Task goal:
Arrange every line of the items below as a Markdown table with two columns, Row and Line. Put the row number under Row and the line under Line, and leave out blank lines.

........

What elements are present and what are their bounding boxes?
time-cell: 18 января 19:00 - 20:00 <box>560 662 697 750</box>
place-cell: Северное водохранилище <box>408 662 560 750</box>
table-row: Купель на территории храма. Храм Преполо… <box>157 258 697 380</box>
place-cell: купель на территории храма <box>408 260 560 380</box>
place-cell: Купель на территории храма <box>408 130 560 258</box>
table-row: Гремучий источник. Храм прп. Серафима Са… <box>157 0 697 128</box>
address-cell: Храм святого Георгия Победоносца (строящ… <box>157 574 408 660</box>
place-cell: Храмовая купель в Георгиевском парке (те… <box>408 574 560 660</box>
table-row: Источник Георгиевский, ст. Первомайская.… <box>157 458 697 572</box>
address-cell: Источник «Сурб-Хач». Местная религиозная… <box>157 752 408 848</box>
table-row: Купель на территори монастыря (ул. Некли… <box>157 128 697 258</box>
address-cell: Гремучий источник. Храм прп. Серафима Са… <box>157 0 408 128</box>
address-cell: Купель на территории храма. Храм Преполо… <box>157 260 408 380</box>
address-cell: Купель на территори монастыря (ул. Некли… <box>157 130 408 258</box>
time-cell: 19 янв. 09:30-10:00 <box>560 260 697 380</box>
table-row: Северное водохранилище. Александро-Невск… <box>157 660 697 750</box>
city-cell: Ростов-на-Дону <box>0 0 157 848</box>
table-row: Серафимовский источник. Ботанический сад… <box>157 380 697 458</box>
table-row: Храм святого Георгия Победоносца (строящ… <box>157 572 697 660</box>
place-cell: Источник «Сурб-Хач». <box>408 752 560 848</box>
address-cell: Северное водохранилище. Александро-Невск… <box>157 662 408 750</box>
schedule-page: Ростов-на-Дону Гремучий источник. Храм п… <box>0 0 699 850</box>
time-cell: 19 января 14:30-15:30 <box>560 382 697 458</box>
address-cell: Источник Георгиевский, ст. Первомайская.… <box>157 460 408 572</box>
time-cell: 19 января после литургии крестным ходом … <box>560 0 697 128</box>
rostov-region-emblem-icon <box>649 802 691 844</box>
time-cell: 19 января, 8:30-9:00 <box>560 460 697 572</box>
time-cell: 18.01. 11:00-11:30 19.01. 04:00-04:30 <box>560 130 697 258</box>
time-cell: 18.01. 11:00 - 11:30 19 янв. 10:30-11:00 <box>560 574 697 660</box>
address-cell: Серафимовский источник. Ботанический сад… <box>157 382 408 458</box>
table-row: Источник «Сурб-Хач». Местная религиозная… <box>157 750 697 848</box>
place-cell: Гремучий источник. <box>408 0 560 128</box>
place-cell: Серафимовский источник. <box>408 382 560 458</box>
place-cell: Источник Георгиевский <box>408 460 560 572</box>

........

Response to this exercise:
| Row | Line |
|---|---|
| 1 | What elements are present and what are their bounding boxes? |
| 2 | time-cell: 18 января 19:00 - 20:00 <box>560 662 697 750</box> |
| 3 | place-cell: Северное водохранилище <box>408 662 560 750</box> |
| 4 | table-row: Купель на территории храма. Храм Преполо… <box>157 258 697 380</box> |
| 5 | place-cell: купель на территории храма <box>408 260 560 380</box> |
| 6 | place-cell: Купель на территории храма <box>408 130 560 258</box> |
| 7 | table-row: Гремучий источник. Храм прп. Серафима Са… <box>157 0 697 128</box> |
| 8 | address-cell: Храм святого Георгия Победоносца (строящ… <box>157 574 408 660</box> |
| 9 | place-cell: Храмовая купель в Георгиевском парке (те… <box>408 574 560 660</box> |
| 10 | table-row: Источник Георгиевский, ст. Первомайская.… <box>157 458 697 572</box> |
| 11 | address-cell: Источник «Сурб-Хач». Местная религиозная… <box>157 752 408 848</box> |
| 12 | table-row: Купель на территори монастыря (ул. Некли… <box>157 128 697 258</box> |
| 13 | address-cell: Гремучий источник. Храм прп. Серафима Са… <box>157 0 408 128</box> |
| 14 | address-cell: Купель на территории храма. Храм Преполо… <box>157 260 408 380</box> |
| 15 | address-cell: Купель на территори монастыря (ул. Некли… <box>157 130 408 258</box> |
| 16 | time-cell: 19 янв. 09:30-10:00 <box>560 260 697 380</box> |
| 17 | table-row: Северное водохранилище. Александро-Невск… <box>157 660 697 750</box> |
| 18 | city-cell: Ростов-на-Дону <box>0 0 157 848</box> |
| 19 | table-row: Серафимовский источник. Ботанический сад… <box>157 380 697 458</box> |
| 20 | table-row: Храм святого Георгия Победоносца (строящ… <box>157 572 697 660</box> |
| 21 | place-cell: Источник «Сурб-Хач». <box>408 752 560 848</box> |
| 22 | address-cell: Северное водохранилище. Александро-Невск… <box>157 662 408 750</box> |
| 23 | schedule-page: Ростов-на-Дону Гремучий источник. Храм п… <box>0 0 699 850</box> |
| 24 | time-cell: 19 января 14:30-15:30 <box>560 382 697 458</box> |
| 25 | address-cell: Источник Георгиевский, ст. Первомайская.… <box>157 460 408 572</box> |
| 26 | time-cell: 19 января после литургии крестным ходом … <box>560 0 697 128</box> |
| 27 | rostov-region-emblem-icon <box>649 802 691 844</box> |
| 28 | time-cell: 19 января, 8:30-9:00 <box>560 460 697 572</box> |
| 29 | time-cell: 18.01. 11:00-11:30 19.01. 04:00-04:30 <box>560 130 697 258</box> |
| 30 | time-cell: 18.01. 11:00 - 11:30 19 янв. 10:30-11:00 <box>560 574 697 660</box> |
| 31 | address-cell: Серафимовский источник. Ботанический сад… <box>157 382 408 458</box> |
| 32 | table-row: Источник «Сурб-Хач». Местная религиозная… <box>157 750 697 848</box> |
| 33 | place-cell: Гремучий источник. <box>408 0 560 128</box> |
| 34 | place-cell: Серафимовский источник. <box>408 382 560 458</box> |
| 35 | place-cell: Источник Георгиевский <box>408 460 560 572</box> |